>>>

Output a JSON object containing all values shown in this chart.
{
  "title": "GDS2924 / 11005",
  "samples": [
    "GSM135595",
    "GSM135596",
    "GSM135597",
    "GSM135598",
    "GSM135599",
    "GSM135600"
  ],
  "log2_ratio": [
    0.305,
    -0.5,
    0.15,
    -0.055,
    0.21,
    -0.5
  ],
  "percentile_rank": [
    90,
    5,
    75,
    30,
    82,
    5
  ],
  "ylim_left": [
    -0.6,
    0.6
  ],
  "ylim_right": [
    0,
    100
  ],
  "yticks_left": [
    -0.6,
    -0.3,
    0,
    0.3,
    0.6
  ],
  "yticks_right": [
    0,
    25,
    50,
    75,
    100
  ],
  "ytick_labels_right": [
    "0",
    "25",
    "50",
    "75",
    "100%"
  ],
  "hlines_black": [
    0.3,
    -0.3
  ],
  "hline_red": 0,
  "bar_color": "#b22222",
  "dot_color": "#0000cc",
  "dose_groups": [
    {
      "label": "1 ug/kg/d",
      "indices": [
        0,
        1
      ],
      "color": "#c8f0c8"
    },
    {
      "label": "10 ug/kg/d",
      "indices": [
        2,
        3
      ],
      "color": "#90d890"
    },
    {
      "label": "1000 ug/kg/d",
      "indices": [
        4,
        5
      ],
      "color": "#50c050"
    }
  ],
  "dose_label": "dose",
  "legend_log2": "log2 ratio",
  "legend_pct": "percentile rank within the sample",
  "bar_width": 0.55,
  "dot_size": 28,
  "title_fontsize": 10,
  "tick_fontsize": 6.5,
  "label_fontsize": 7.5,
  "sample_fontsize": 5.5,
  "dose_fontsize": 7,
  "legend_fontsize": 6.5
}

<<<

Work to do:
Reproduce each entry exactly, leaving out nothing.

Expected answer:
Output a JSON object containing all values shown in this chart.
{
  "title": "GDS2924 / 11005",
  "samples": [
    "GSM135595",
    "GSM135596",
    "GSM135597",
    "GSM135598",
    "GSM135599",
    "GSM135600"
  ],
  "log2_ratio": [
    0.305,
    -0.5,
    0.15,
    -0.055,
    0.21,
    -0.5
  ],
  "percentile_rank": [
    90,
    5,
    75,
    30,
    82,
    5
  ],
  "ylim_left": [
    -0.6,
    0.6
  ],
  "ylim_right": [
    0,
    100
  ],
  "yticks_left": [
    -0.6,
    -0.3,
    0,
    0.3,
    0.6
  ],
  "yticks_right": [
    0,
    25,
    50,
    75,
    100
  ],
  "ytick_labels_right": [
    "0",
    "25",
    "50",
    "75",
    "100%"
  ],
  "hlines_black": [
    0.3,
    -0.3
  ],
  "hline_red": 0,
  "bar_color": "#b22222",
  "dot_color": "#0000cc",
  "dose_groups": [
    {
      "label": "1 ug/kg/d",
      "indices": [
        0,
        1
      ],
      "color": "#c8f0c8"
    },
    {
      "label": "10 ug/kg/d",
      "indices": [
        2,
        3
      ],
      "color": "#90d890"
    },
    {
      "label": "1000 ug/kg/d",
      "indices": [
        4,
        5
      ],
      "color": "#50c050"
    }
  ],
  "dose_label": "dose",
  "legend_log2": "log2 ratio",
  "legend_pct": "percentile rank within the sample",
  "bar_width": 0.55,
  "dot_size": 28,
  "title_fontsize": 10,
  "tick_fontsize": 6.5,
  "label_fontsize": 7.5,
  "sample_fontsize": 5.5,
  "dose_fontsize": 7,
  "legend_fontsize": 6.5
}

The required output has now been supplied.